Task brief:
Find every line containing the word "Sundell" and report the count, nothing more.

Provided entries:
+===+

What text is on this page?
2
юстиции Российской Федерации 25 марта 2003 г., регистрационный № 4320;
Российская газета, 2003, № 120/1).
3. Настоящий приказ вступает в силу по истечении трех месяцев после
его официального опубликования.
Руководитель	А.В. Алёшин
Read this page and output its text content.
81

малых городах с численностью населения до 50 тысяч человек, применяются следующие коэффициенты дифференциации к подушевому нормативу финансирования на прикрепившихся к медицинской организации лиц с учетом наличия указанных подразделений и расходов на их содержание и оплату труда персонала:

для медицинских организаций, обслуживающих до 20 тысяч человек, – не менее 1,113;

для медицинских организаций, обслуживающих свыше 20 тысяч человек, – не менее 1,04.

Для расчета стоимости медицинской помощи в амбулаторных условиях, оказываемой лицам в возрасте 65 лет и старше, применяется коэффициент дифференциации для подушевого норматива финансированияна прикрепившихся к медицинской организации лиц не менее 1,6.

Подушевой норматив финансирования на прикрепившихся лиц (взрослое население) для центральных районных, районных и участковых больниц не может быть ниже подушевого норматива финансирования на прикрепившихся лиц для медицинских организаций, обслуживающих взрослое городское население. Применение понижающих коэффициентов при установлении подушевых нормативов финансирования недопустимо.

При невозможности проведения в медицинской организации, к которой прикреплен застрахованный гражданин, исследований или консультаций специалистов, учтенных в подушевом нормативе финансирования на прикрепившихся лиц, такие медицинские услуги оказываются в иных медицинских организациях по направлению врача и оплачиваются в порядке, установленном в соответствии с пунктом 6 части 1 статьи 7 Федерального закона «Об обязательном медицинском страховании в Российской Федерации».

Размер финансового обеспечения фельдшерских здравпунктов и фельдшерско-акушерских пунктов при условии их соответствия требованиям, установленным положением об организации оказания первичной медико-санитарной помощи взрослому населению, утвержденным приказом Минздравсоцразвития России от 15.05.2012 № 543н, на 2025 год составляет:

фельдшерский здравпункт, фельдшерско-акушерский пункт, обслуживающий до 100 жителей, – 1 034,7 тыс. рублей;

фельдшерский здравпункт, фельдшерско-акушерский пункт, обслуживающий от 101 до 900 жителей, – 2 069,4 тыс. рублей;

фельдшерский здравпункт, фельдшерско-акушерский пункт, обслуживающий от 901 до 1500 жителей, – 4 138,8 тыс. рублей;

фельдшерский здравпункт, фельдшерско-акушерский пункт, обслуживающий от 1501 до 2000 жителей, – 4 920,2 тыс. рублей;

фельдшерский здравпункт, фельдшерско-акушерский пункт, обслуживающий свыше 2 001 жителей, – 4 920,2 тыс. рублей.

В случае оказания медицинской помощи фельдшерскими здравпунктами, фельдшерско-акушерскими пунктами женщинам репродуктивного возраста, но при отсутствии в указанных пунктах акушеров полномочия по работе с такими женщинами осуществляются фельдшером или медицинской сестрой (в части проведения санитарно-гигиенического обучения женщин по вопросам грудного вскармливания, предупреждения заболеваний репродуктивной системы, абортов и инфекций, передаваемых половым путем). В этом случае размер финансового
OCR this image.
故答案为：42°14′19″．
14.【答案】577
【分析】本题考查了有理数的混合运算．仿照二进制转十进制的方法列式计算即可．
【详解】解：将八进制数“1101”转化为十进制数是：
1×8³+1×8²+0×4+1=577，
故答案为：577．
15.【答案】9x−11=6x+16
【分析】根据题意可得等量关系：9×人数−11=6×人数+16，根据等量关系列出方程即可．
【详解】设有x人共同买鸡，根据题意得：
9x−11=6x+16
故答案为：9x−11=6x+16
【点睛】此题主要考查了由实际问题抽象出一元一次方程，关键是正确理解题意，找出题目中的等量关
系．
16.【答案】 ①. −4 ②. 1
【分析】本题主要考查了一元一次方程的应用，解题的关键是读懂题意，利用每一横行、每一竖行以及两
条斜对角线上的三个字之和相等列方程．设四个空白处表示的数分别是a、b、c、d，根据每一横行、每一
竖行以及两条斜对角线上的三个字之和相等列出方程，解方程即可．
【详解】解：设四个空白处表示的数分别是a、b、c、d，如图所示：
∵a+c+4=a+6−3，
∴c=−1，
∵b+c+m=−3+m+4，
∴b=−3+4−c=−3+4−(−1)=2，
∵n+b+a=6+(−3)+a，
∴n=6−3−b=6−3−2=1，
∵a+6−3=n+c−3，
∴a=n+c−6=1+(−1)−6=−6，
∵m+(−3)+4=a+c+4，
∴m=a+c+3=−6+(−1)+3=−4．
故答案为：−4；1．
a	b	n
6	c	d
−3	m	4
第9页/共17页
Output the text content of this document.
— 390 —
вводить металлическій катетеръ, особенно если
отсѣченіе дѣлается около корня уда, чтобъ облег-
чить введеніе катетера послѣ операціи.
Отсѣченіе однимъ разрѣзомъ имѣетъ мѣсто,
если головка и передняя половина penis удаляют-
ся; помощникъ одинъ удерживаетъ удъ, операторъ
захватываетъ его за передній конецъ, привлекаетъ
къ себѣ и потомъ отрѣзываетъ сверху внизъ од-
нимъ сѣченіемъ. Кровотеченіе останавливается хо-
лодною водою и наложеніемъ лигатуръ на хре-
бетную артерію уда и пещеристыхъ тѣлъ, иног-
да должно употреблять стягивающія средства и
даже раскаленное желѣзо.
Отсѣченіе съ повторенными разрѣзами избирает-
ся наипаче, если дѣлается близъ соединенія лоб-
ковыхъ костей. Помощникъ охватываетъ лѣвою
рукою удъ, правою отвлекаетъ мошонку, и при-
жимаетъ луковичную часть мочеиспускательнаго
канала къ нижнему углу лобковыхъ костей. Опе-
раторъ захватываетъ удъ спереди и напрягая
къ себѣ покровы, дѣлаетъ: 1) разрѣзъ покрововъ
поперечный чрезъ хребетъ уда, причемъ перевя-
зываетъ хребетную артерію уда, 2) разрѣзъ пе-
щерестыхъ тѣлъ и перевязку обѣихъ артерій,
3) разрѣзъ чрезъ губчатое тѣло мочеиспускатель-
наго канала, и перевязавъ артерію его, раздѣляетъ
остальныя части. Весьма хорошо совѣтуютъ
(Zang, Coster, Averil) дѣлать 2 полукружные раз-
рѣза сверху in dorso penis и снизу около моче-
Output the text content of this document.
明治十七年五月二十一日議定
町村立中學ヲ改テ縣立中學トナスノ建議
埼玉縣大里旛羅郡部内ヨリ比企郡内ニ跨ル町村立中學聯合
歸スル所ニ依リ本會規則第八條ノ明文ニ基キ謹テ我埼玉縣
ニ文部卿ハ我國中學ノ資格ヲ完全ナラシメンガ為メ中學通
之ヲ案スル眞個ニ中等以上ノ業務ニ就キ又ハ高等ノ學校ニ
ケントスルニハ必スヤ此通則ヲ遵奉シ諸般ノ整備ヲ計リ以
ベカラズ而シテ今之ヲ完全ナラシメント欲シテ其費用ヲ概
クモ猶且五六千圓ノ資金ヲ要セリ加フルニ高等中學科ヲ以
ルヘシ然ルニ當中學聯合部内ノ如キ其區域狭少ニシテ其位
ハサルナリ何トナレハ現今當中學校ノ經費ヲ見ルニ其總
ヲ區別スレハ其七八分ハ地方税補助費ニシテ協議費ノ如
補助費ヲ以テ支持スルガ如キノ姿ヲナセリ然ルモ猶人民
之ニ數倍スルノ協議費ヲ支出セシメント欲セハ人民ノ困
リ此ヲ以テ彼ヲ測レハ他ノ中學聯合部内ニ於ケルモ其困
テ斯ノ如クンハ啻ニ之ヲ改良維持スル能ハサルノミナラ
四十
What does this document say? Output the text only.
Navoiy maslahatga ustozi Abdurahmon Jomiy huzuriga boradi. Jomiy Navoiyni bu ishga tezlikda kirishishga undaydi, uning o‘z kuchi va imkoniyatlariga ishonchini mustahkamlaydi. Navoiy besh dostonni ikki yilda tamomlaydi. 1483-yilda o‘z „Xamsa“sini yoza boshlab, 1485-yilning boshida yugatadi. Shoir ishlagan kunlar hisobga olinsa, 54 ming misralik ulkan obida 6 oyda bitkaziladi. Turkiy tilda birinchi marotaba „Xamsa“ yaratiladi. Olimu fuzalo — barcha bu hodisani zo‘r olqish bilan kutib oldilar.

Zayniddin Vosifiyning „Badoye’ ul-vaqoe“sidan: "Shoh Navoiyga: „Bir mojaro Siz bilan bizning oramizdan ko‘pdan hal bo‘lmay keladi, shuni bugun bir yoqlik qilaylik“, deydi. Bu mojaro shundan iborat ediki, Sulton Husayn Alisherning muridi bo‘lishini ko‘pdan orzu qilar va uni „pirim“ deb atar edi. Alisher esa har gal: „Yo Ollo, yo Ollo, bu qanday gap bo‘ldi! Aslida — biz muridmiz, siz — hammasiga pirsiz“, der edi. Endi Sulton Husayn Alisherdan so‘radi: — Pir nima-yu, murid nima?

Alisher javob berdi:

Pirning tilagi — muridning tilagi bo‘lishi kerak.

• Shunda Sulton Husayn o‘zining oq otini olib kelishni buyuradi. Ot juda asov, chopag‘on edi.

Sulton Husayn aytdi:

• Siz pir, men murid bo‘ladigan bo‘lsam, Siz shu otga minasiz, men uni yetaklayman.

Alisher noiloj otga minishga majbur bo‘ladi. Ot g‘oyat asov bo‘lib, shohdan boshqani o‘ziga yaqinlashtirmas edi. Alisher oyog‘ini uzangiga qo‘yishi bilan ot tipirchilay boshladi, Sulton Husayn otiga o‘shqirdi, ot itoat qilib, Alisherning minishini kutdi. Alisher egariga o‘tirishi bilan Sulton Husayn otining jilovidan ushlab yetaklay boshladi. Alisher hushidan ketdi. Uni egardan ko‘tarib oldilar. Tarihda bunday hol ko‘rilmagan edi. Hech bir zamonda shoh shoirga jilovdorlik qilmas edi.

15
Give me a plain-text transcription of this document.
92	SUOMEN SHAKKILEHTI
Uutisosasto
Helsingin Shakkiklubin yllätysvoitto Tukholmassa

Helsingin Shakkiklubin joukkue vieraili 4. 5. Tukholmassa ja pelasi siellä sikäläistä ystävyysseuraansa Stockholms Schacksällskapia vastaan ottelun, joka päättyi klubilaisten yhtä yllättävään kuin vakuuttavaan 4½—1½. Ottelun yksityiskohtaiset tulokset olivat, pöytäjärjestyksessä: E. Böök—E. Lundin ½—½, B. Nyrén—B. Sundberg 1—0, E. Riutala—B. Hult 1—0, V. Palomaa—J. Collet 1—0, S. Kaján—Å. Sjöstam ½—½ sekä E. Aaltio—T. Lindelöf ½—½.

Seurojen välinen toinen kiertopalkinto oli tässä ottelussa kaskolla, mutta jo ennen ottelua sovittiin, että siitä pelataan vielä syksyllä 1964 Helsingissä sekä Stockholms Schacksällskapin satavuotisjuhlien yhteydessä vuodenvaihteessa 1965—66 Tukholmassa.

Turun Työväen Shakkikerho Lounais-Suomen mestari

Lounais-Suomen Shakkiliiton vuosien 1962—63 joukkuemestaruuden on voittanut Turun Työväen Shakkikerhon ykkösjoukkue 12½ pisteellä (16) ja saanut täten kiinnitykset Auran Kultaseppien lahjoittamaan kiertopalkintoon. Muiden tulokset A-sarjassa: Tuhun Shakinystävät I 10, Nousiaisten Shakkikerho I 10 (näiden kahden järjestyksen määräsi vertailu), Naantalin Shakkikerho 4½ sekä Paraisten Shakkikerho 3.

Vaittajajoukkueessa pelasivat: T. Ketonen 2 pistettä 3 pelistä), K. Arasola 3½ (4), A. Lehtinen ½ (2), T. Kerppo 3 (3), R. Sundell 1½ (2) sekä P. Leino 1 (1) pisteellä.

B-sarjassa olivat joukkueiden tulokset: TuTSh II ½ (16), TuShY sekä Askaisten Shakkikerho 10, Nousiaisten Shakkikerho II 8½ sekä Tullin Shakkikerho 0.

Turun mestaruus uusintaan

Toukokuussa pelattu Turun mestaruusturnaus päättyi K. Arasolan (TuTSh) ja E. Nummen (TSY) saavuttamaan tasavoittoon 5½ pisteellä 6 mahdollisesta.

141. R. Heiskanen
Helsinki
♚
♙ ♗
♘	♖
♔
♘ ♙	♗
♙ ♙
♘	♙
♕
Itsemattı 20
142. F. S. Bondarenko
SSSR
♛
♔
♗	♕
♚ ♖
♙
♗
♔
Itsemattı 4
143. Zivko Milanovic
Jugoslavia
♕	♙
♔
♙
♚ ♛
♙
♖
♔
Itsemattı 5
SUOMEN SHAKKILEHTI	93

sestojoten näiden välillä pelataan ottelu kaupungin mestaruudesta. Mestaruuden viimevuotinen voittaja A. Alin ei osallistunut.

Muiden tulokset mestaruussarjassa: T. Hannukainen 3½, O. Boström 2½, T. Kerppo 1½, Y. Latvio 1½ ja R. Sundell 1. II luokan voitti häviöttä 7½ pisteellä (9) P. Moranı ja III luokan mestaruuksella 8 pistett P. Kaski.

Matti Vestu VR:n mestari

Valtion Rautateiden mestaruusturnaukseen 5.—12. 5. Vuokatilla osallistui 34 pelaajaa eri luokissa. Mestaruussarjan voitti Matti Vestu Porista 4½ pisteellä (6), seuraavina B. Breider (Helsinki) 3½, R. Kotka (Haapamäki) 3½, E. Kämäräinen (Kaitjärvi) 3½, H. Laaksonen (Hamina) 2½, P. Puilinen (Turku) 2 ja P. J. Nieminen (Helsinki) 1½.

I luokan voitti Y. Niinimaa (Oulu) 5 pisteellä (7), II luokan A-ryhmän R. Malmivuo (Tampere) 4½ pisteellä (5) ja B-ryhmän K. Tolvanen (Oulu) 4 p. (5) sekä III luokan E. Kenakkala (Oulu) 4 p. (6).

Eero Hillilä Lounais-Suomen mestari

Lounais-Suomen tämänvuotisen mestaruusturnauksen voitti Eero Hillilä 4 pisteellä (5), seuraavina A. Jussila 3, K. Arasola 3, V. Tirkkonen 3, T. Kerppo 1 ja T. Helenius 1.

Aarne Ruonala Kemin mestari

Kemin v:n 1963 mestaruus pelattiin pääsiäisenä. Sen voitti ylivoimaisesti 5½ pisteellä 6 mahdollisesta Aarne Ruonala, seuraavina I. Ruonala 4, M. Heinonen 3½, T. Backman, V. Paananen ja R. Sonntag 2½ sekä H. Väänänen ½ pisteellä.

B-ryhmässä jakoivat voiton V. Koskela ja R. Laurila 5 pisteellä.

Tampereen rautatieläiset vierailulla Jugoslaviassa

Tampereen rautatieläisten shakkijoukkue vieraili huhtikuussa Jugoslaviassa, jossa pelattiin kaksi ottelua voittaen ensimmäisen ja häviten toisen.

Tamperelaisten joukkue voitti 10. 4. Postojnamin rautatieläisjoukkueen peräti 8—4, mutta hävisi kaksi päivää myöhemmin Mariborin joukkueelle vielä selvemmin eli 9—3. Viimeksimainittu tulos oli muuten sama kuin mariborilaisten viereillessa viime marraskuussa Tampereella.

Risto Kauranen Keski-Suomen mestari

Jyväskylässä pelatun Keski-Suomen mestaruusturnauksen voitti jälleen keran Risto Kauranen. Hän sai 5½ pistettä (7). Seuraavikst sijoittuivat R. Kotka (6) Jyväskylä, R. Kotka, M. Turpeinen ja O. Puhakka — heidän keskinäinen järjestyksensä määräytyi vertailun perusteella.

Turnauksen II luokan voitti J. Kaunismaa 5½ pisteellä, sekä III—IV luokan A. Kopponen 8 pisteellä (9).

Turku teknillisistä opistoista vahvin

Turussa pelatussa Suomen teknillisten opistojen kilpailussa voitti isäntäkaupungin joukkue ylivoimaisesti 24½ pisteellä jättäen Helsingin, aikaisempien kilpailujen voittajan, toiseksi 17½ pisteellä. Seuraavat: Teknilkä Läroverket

+===+

In response:
2